# Start of Given data
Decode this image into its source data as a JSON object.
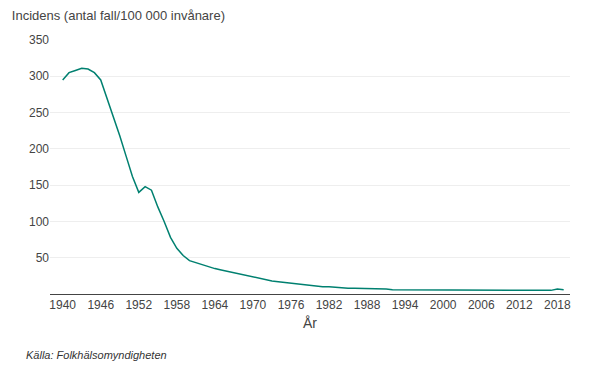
{
  "chart_data": {
    "type": "line",
    "title": "Incidens (antal fall/100 000 invånare)",
    "x_label": "År",
    "annotations": [
      "Källa: Folkhälsomyndigheten"
    ],
    "color": "#008070",
    "grid": true,
    "xlim": [
      1938,
      2020
    ],
    "xticks": [
      1940,
      1946,
      1952,
      1958,
      1964,
      1970,
      1976,
      1982,
      1988,
      1994,
      2000,
      2006,
      2012,
      2018
    ],
    "ylim": [
      0,
      350
    ],
    "yticks": [
      50,
      100,
      150,
      200,
      250,
      300,
      350
    ],
    "x": [
      1940,
      1941,
      1942,
      1943,
      1944,
      1945,
      1946,
      1947,
      1948,
      1949,
      1950,
      1951,
      1952,
      1953,
      1954,
      1955,
      1956,
      1957,
      1958,
      1959,
      1960,
      1961,
      1962,
      1963,
      1964,
      1965,
      1966,
      1967,
      1968,
      1969,
      1970,
      1971,
      1972,
      1973,
      1974,
      1975,
      1976,
      1977,
      1978,
      1979,
      1980,
      1981,
      1982,
      1983,
      1984,
      1985,
      1986,
      1987,
      1988,
      1989,
      1990,
      1991,
      1992,
      1993,
      1994,
      1995,
      1996,
      1997,
      1998,
      1999,
      2000,
      2001,
      2002,
      2003,
      2004,
      2005,
      2006,
      2007,
      2008,
      2009,
      2010,
      2011,
      2012,
      2013,
      2014,
      2015,
      2016,
      2017,
      2018,
      2019
    ],
    "values": [
      295,
      305,
      308,
      311,
      310,
      305,
      295,
      270,
      245,
      218,
      190,
      162,
      140,
      148,
      143,
      120,
      100,
      78,
      63,
      53,
      46,
      43,
      40,
      37,
      35,
      33,
      31,
      29,
      27,
      25,
      23,
      22,
      20,
      18,
      17,
      16,
      15,
      14,
      13,
      12,
      11,
      10,
      10,
      9,
      9,
      8,
      8,
      8,
      8,
      7,
      7,
      7,
      6,
      6,
      6,
      6,
      5,
      5,
      5,
      5,
      5,
      5,
      5,
      5,
      5,
      5,
      5,
      5,
      5,
      5,
      5,
      5,
      5,
      5,
      5,
      5,
      5,
      5,
      7,
      6
    ]
  }
}
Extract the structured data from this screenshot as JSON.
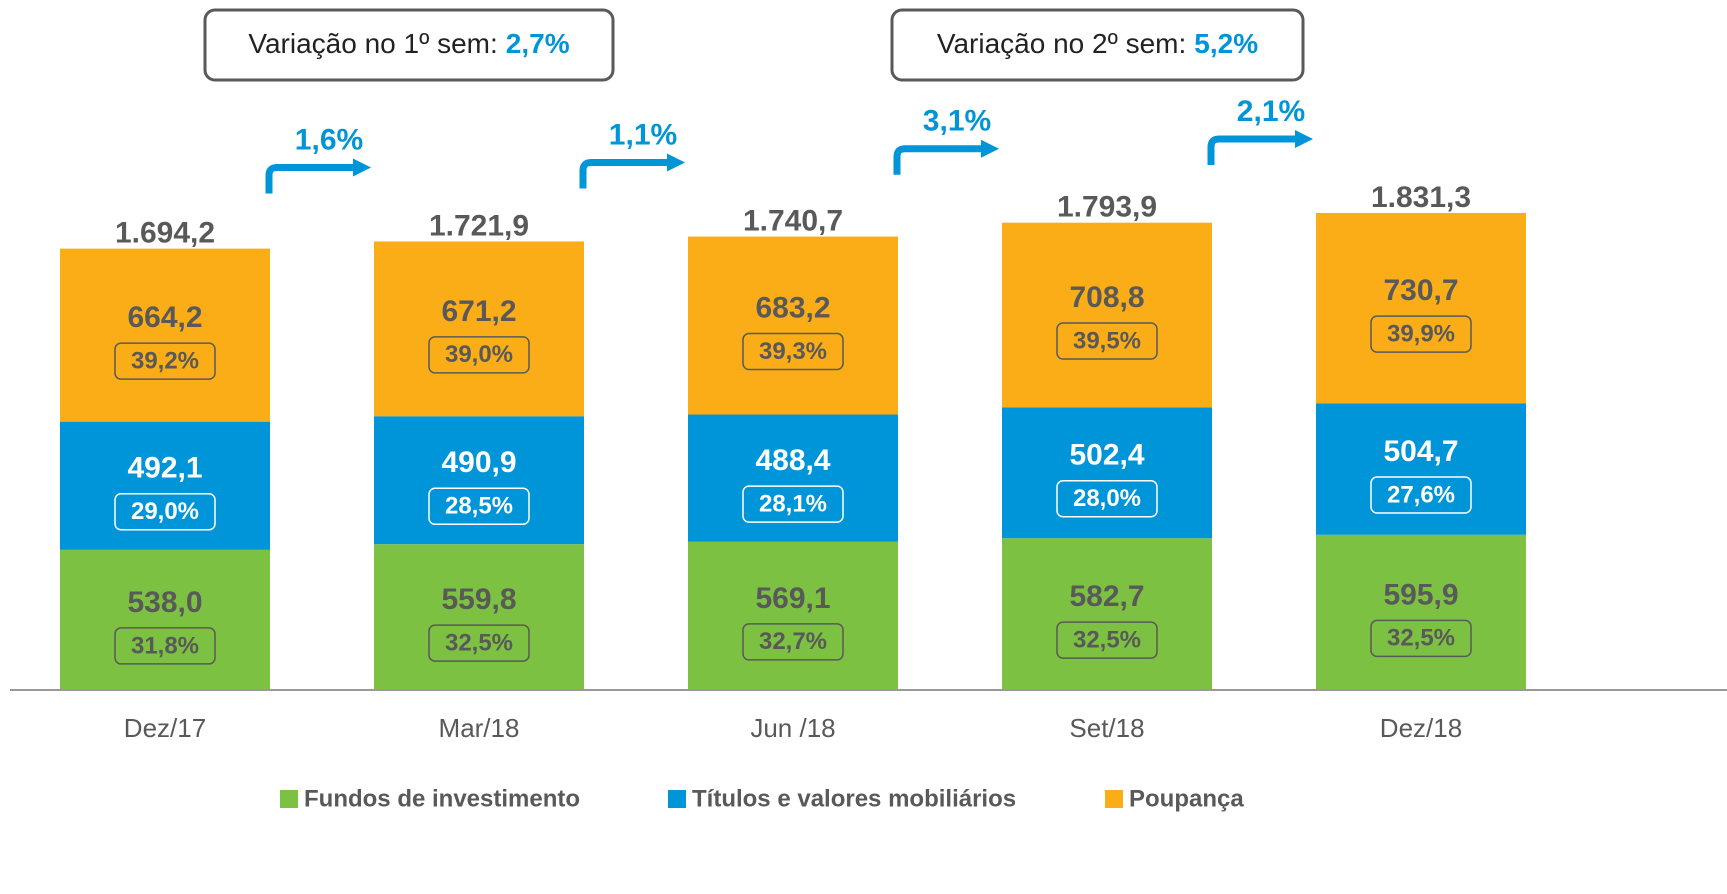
{
  "chart_data": {
    "type": "stacked_bar",
    "categories": [
      "Dez/17",
      "Mar/18",
      "Jun /18",
      "Set/18",
      "Dez/18"
    ],
    "series": [
      {
        "name": "Fundos de investimento",
        "color": "#7dc142",
        "values": [
          538.0,
          559.8,
          569.1,
          582.7,
          595.9
        ],
        "value_labels": [
          "538,0",
          "559,8",
          "569,1",
          "582,7",
          "595,9"
        ],
        "share_labels": [
          "31,8%",
          "32,5%",
          "32,7%",
          "32,5%",
          "32,5%"
        ]
      },
      {
        "name": "Títulos e valores mobiliários",
        "color": "#0094d9",
        "values": [
          492.1,
          490.9,
          488.4,
          502.4,
          504.7
        ],
        "value_labels": [
          "492,1",
          "490,9",
          "488,4",
          "502,4",
          "504,7"
        ],
        "share_labels": [
          "29,0%",
          "28,5%",
          "28,1%",
          "28,0%",
          "27,6%"
        ]
      },
      {
        "name": "Poupança",
        "color": "#fbad18",
        "values": [
          664.2,
          671.2,
          683.2,
          708.8,
          730.7
        ],
        "value_labels": [
          "664,2",
          "671,2",
          "683,2",
          "708,8",
          "730,7"
        ],
        "share_labels": [
          "39,2%",
          "39,0%",
          "39,3%",
          "39,5%",
          "39,9%"
        ]
      }
    ],
    "total_labels": [
      "1.694,2",
      "1.721,9",
      "1.740,7",
      "1.793,9",
      "1.831,3"
    ],
    "growth_labels": [
      "1,6%",
      "1,1%",
      "3,1%",
      "2,1%"
    ],
    "annotations": [
      {
        "text": "Variação no 1º sem:",
        "value_label": "2,7%"
      },
      {
        "text": "Variação no 2º sem:",
        "value_label": "5,2%"
      }
    ],
    "ylim": [
      0,
      2000
    ],
    "accent_color": "#0094d9"
  }
}
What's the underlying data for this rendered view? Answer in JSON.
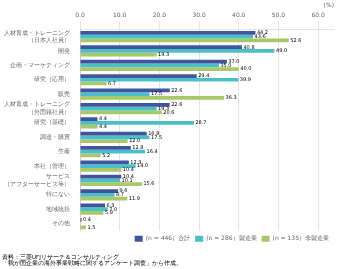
{
  "chart_data": {
    "type": "bar",
    "orientation": "horizontal",
    "categories": [
      "人材育成・トレーニング\n（日本人社員）",
      "開発",
      "企画・マーケティング",
      "研究（応用）",
      "販売",
      "人材育成・トレーニング\n（外国籍社員）",
      "研究（基礎）",
      "調達・購買",
      "生産",
      "本社（管理）",
      "サービス\n（アフターサービス等）",
      "特にない",
      "地域統括",
      "その他"
    ],
    "series": [
      {
        "name": "(n = 446）合計",
        "color": "#4055a0",
        "values": [
          44.2,
          40.8,
          37.0,
          29.4,
          22.6,
          22.6,
          4.4,
          16.8,
          12.8,
          12.3,
          10.4,
          9.6,
          6.3,
          0.4
        ],
        "value_labels": [
          "44.2",
          "40.8",
          "37.0",
          "29.4",
          "22.6",
          "22.6",
          "4.4",
          "16.8",
          "12.8",
          "12.3",
          "10.4",
          "9.6",
          "6.3",
          "0.4"
        ]
      },
      {
        "name": "(n = 286）製造業",
        "color": "#4bbfc8",
        "values": [
          43.6,
          49.0,
          35.0,
          39.9,
          17.5,
          19.3,
          28.7,
          17.5,
          16.4,
          14.0,
          10.1,
          8.7,
          7.0,
          0.0
        ],
        "value_labels": [
          "43.6",
          "49.0",
          "35.0",
          "39.9",
          "17.5",
          "19.3",
          "28.7",
          "17.5",
          "16.4",
          "14.0",
          "10.1",
          "8.7",
          "7.0",
          null
        ]
      },
      {
        "name": "(n = 135）非製造業",
        "color": "#a8c96a",
        "values": [
          52.6,
          19.3,
          40.0,
          6.7,
          36.3,
          20.6,
          4.4,
          12.0,
          5.2,
          10.4,
          15.6,
          11.9,
          5.9,
          1.5
        ],
        "value_labels": [
          "52.6",
          "19.3",
          "40.0",
          "6.7",
          "36.3",
          "20.6",
          "4.4",
          "12.0",
          "5.2",
          "10.4",
          "15.6",
          "11.9",
          "5.9",
          "1.5"
        ]
      }
    ],
    "xlim": [
      0,
      64
    ],
    "xticks": [
      {
        "value": 0,
        "label": "0.0"
      },
      {
        "value": 10,
        "label": "10.0"
      },
      {
        "value": 20,
        "label": "20.0"
      },
      {
        "value": 30,
        "label": "30.0"
      },
      {
        "value": 40,
        "label": "40.0"
      },
      {
        "value": 50,
        "label": "50.0"
      },
      {
        "value": 60,
        "label": "60.0"
      }
    ],
    "xlabel": "(%)",
    "annotations": [
      "資料：三菱UFJリサーチ＆コンサルティング",
      "「我が国企業の海外事業戦略に関するアンケート調査」から作成。"
    ],
    "grid": true,
    "legend": "lower right",
    "data_labels": true
  }
}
# End of Given data
Exercise requirements
Filter the records down to the lines that contain the string "name", and copy those lines.

Result for this task
        "name": "Fundos de investimento",
        "name": "Títulos e valores mobiliários",
        "name": "Poupança",
        "name": "(n = 446）合計",
        "name": "(n = 286）製造業",
        "name": "(n = 135）非製造業",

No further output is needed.